WORK INSTRUCTIONS: Select all lines in the records that include "acetic".

start

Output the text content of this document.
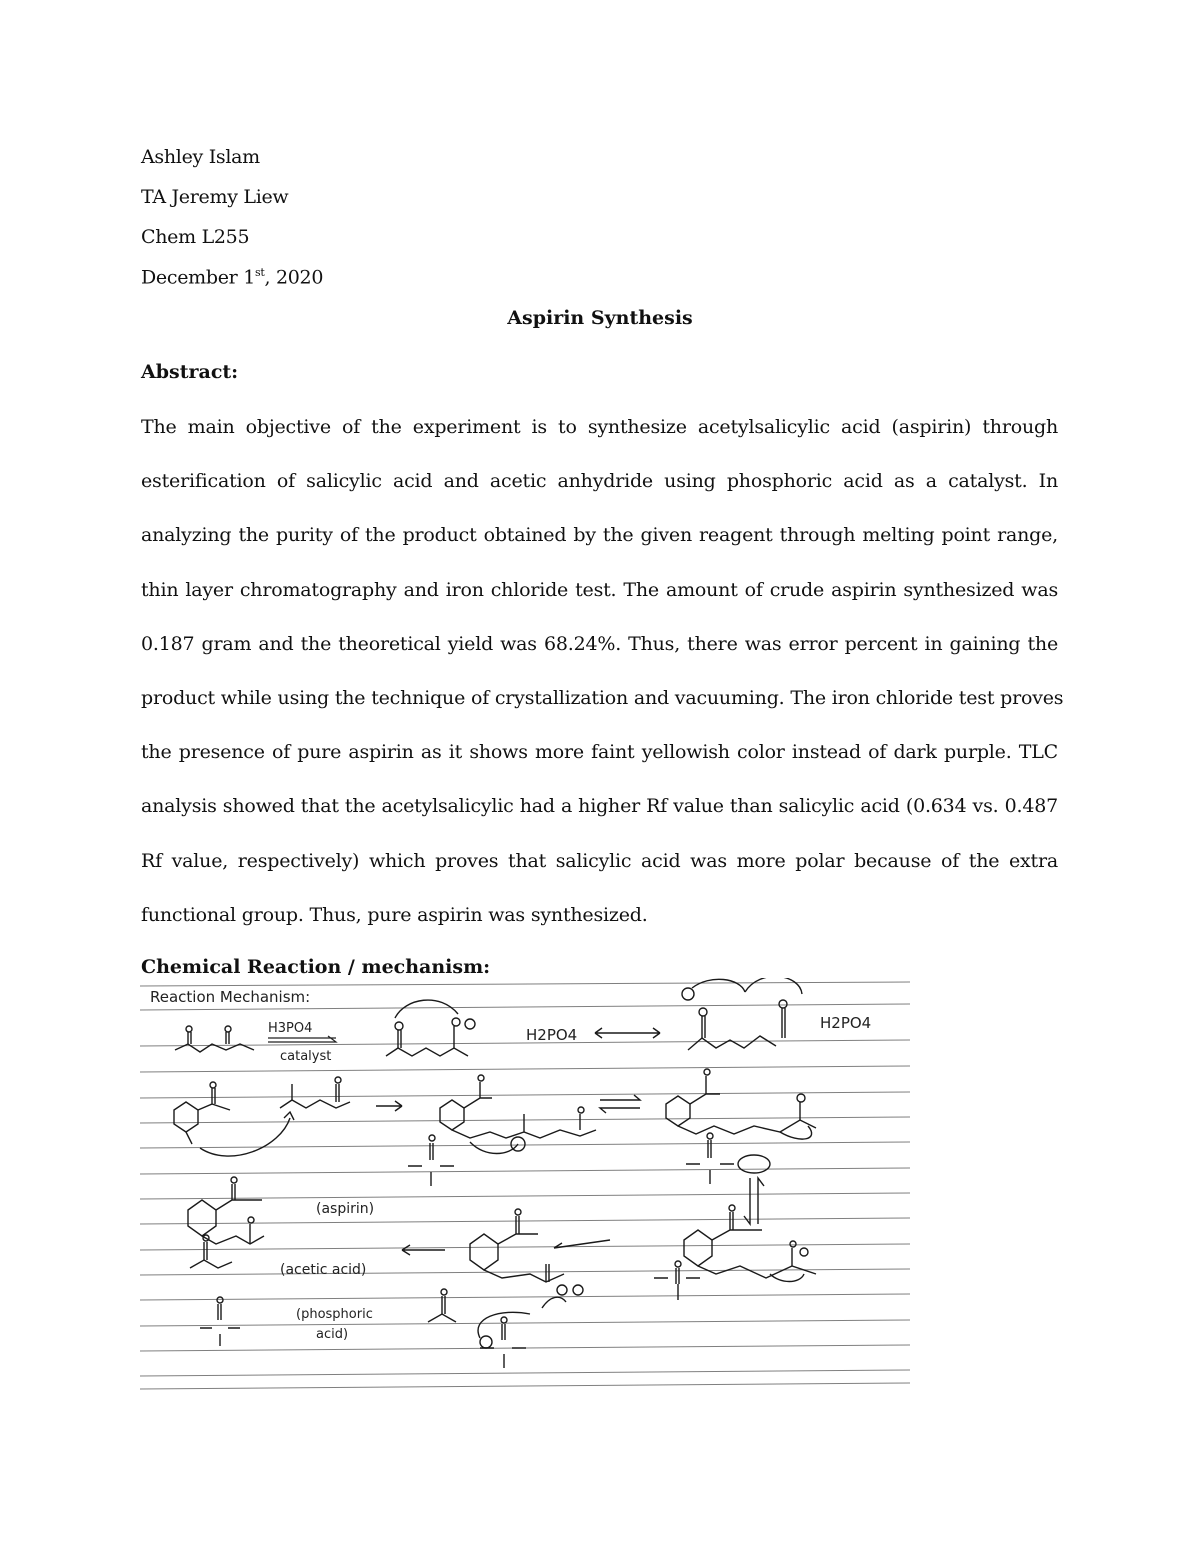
Ashley Islam
TA Jeremy Liew
Chem L255
December 1st, 2020
Aspirin Synthesis
Abstract:
The main objective of the experiment is to synthesize acetylsalicylic acid (aspirin) through
esterification of salicylic acid and acetic anhydride using phosphoric acid as a catalyst. In
analyzing the purity of the product obtained by the given reagent through melting point range,
thin layer chromatography and iron chloride test. The amount of crude aspirin synthesized was
0.187 gram and the theoretical yield was 68.24%. Thus, there was error percent in gaining the
product while using the technique of crystallization and vacuuming. The iron chloride test proves
the presence of pure aspirin as it shows more faint yellowish color instead of dark purple. TLC
analysis showed that the acetylsalicylic had a higher Rf value than salicylic acid (0.634 vs. 0.487
Rf value, respectively) which proves that salicylic acid was more polar because of the extra
functional group. Thus, pure aspirin was synthesized.
Chemical Reaction / mechanism:
Reaction Mechanism:
H3PO4
catalyst
H2PO4
H2PO4
(aspirin)
(acetic acid)
(phosphoric
acid)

end

RESPONSE BELOW:
esterification of salicylic acid and acetic anhydride using phosphoric acid as a catalyst. In
(acetic acid)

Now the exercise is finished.